Saved entries:
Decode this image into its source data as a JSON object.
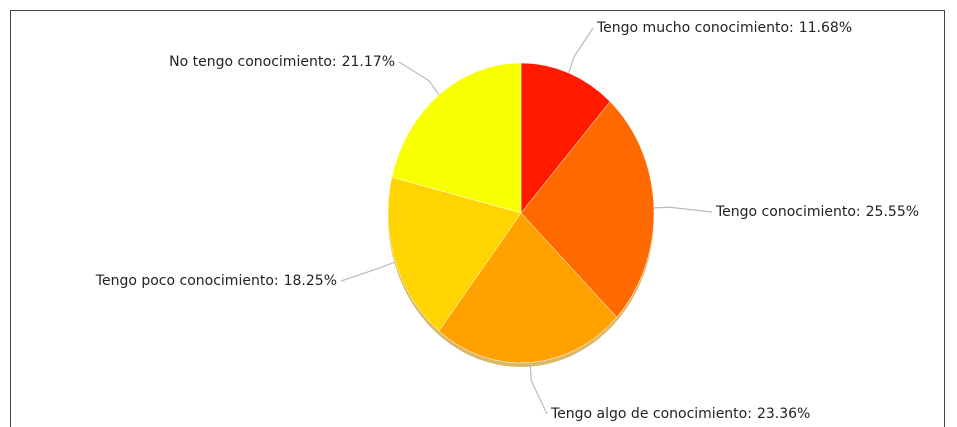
{
  "chart_data": {
    "type": "pie",
    "categories": [
      "Tengo mucho conocimiento:",
      "Tengo conocimiento:",
      "Tengo algo de conocimiento:",
      "Tengo poco conocimiento:",
      "No tengo conocimiento:"
    ],
    "values": [
      11.68,
      25.55,
      23.36,
      18.25,
      21.17
    ],
    "value_labels": [
      "11.68%",
      "25.55%",
      "23.36%",
      "18.25%",
      "21.17%"
    ],
    "colors": [
      "#ff1a00",
      "#ff6a00",
      "#ffa200",
      "#ffd400",
      "#f8ff00"
    ]
  }
}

Exercise: Nothing but the pictures may be dropped; output the records above exactly.

Reply to the task:
Decode this image into its source data as a JSON object.
{
  "chart_data": {
    "type": "pie",
    "categories": [
      "Tengo mucho conocimiento:",
      "Tengo conocimiento:",
      "Tengo algo de conocimiento:",
      "Tengo poco conocimiento:",
      "No tengo conocimiento:"
    ],
    "values": [
      11.68,
      25.55,
      23.36,
      18.25,
      21.17
    ],
    "value_labels": [
      "11.68%",
      "25.55%",
      "23.36%",
      "18.25%",
      "21.17%"
    ],
    "colors": [
      "#ff1a00",
      "#ff6a00",
      "#ffa200",
      "#ffd400",
      "#f8ff00"
    ]
  }
}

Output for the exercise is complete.